> The problem
Work out how many lines of the records contain "Funktion". Answer with the number and nothing else.
## Start
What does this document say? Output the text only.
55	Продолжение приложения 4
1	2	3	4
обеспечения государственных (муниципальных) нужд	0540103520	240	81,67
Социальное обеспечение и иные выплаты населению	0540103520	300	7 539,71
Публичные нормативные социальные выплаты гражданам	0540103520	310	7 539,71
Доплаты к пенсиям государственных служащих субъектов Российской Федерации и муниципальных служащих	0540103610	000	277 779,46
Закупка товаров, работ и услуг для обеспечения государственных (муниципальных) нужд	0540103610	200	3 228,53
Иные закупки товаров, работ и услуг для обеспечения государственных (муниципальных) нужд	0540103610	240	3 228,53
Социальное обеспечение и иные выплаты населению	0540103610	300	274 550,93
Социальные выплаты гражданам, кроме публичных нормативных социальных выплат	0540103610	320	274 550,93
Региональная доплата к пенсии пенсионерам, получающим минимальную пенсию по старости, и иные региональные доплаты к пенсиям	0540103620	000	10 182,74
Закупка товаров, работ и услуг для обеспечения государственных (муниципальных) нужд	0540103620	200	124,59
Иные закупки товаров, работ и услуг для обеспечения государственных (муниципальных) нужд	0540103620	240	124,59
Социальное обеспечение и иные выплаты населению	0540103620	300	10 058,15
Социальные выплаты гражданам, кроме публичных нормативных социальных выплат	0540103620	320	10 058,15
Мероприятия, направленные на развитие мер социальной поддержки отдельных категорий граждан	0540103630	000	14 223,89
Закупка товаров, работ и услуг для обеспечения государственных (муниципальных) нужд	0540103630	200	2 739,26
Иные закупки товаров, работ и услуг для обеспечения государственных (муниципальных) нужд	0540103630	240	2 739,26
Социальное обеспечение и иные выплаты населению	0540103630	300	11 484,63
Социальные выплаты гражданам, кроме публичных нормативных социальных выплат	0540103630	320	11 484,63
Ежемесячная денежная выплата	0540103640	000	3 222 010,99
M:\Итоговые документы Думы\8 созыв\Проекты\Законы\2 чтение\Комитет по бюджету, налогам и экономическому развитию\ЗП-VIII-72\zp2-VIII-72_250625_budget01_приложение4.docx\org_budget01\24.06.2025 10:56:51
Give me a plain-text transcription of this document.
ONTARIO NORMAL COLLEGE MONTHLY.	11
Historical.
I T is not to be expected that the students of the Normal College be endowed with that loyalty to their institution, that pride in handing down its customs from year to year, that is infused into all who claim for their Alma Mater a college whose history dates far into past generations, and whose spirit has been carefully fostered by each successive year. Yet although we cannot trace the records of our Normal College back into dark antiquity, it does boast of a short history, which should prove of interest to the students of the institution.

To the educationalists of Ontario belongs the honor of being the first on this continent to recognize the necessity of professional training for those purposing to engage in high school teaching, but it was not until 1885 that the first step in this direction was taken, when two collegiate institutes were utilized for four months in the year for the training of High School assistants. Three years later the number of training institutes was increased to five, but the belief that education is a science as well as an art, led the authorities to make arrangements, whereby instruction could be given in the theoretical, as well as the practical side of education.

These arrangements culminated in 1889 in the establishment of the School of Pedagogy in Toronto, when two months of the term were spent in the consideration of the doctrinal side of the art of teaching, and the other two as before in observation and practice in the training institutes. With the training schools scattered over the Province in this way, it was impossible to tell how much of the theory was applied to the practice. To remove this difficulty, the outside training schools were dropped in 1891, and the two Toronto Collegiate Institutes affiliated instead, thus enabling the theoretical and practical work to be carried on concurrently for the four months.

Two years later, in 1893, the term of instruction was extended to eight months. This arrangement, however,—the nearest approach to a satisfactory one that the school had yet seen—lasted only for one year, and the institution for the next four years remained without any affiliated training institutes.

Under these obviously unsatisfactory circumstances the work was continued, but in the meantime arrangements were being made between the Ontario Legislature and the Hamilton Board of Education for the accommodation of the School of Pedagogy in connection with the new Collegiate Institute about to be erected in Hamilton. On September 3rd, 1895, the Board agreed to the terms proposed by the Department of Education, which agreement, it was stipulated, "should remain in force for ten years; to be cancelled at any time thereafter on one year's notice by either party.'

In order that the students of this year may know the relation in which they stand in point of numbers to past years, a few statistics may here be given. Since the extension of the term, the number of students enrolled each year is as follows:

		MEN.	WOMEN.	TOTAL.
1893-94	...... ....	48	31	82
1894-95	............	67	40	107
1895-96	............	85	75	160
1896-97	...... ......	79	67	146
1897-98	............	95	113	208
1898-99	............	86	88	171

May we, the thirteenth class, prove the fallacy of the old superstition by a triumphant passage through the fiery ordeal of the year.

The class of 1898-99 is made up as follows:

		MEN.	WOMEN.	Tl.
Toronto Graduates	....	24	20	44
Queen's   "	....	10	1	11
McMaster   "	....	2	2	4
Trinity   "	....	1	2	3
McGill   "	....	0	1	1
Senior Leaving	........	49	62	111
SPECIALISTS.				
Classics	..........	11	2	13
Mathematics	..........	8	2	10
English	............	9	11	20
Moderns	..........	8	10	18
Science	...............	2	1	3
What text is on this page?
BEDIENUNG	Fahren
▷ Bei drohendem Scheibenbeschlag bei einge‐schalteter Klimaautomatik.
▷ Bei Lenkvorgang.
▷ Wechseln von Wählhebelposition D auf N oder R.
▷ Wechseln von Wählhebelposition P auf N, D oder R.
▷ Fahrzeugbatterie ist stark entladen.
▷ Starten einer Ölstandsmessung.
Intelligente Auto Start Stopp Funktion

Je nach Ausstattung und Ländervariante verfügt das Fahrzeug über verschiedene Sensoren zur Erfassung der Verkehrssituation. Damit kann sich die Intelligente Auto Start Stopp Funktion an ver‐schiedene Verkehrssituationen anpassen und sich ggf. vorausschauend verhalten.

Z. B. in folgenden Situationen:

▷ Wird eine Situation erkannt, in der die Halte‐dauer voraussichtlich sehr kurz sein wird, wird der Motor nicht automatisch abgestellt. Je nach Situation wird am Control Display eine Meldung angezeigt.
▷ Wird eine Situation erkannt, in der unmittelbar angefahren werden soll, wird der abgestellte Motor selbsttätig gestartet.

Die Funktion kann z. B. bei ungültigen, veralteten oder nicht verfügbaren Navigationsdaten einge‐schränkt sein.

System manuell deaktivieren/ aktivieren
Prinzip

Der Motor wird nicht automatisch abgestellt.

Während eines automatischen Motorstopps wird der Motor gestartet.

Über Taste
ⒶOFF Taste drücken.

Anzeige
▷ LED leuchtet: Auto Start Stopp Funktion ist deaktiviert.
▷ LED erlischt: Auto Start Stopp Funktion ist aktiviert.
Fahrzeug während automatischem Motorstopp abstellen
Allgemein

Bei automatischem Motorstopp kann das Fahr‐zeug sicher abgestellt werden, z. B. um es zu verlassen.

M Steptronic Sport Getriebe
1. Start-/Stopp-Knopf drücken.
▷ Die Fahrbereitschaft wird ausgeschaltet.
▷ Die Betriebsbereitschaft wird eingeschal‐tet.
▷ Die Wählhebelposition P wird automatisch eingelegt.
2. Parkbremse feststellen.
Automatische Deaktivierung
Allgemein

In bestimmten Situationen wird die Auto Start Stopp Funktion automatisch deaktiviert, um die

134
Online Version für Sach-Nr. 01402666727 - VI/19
## End
> Exercise response
6